Provided data –

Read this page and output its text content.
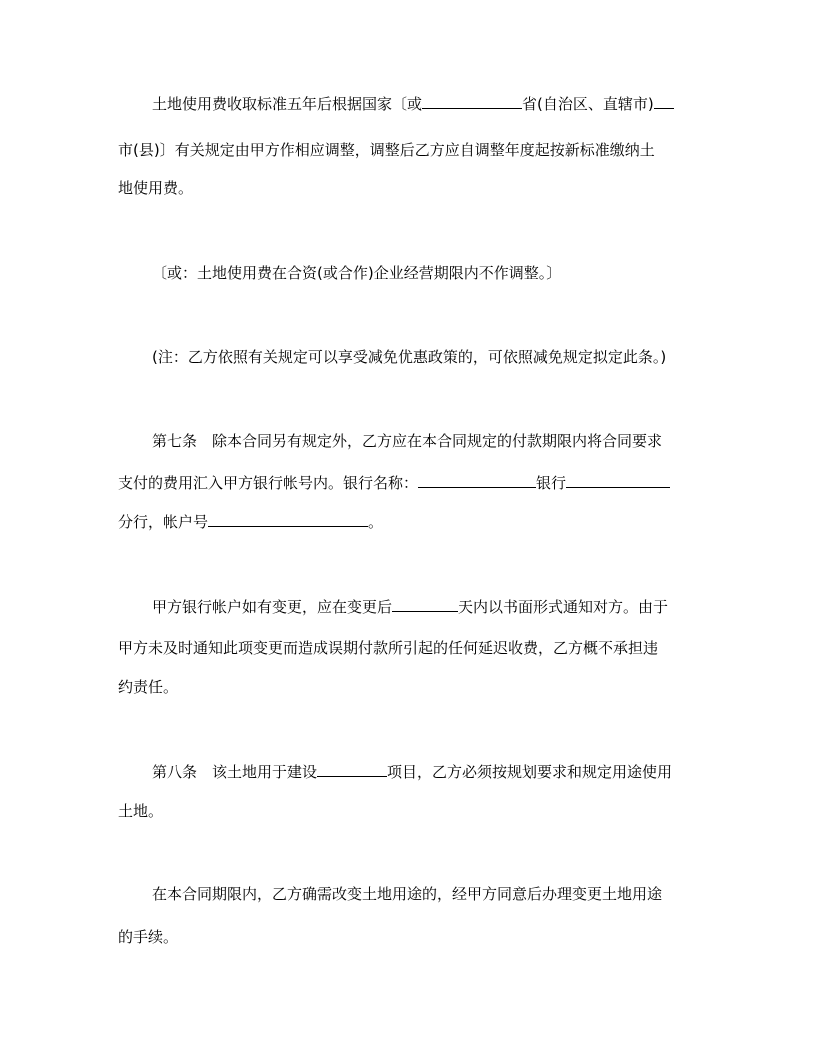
土地使用费收取标准五年后根据国家〔或	省(自治区、直辖市)
市(县)〕有关规定由甲方作相应调整，调整后乙方应自调整年度起按新标准缴纳土
地使用费。
〔或：土地使用费在合资(或合作)企业经营期限内不作调整。〕
(注：乙方依照有关规定可以享受减免优惠政策的，可依照减免规定拟定此条。)
第七条　除本合同另有规定外，乙方应在本合同规定的付款期限内将合同要求
支付的费用汇入甲方银行帐号内。银行名称：	银行
分行，帐户号	。
甲方银行帐户如有变更，应在变更后	天内以书面形式通知对方。由于
甲方未及时通知此项变更而造成误期付款所引起的任何延迟收费，乙方概不承担违
约责任。
第八条　该土地用于建设	项目，乙方必须按规划要求和规定用途使用
土地。
在本合同期限内，乙方确需改变土地用途的，经甲方同意后办理变更土地用途
的手续。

What needs to be done –
Print every entry exactly as written, without the pictures.

Solution below –
Read this page and output its text content.
土地使用费收取标准五年后根据国家〔或	省(自治区、直辖市)
市(县)〕有关规定由甲方作相应调整，调整后乙方应自调整年度起按新标准缴纳土
地使用费。
〔或：土地使用费在合资(或合作)企业经营期限内不作调整。〕
(注：乙方依照有关规定可以享受减免优惠政策的，可依照减免规定拟定此条。)
第七条　除本合同另有规定外，乙方应在本合同规定的付款期限内将合同要求
支付的费用汇入甲方银行帐号内。银行名称：	银行
分行，帐户号	。
甲方银行帐户如有变更，应在变更后	天内以书面形式通知对方。由于
甲方未及时通知此项变更而造成误期付款所引起的任何延迟收费，乙方概不承担违
约责任。
第八条　该土地用于建设	项目，乙方必须按规划要求和规定用途使用
土地。
在本合同期限内，乙方确需改变土地用途的，经甲方同意后办理变更土地用途
的手续。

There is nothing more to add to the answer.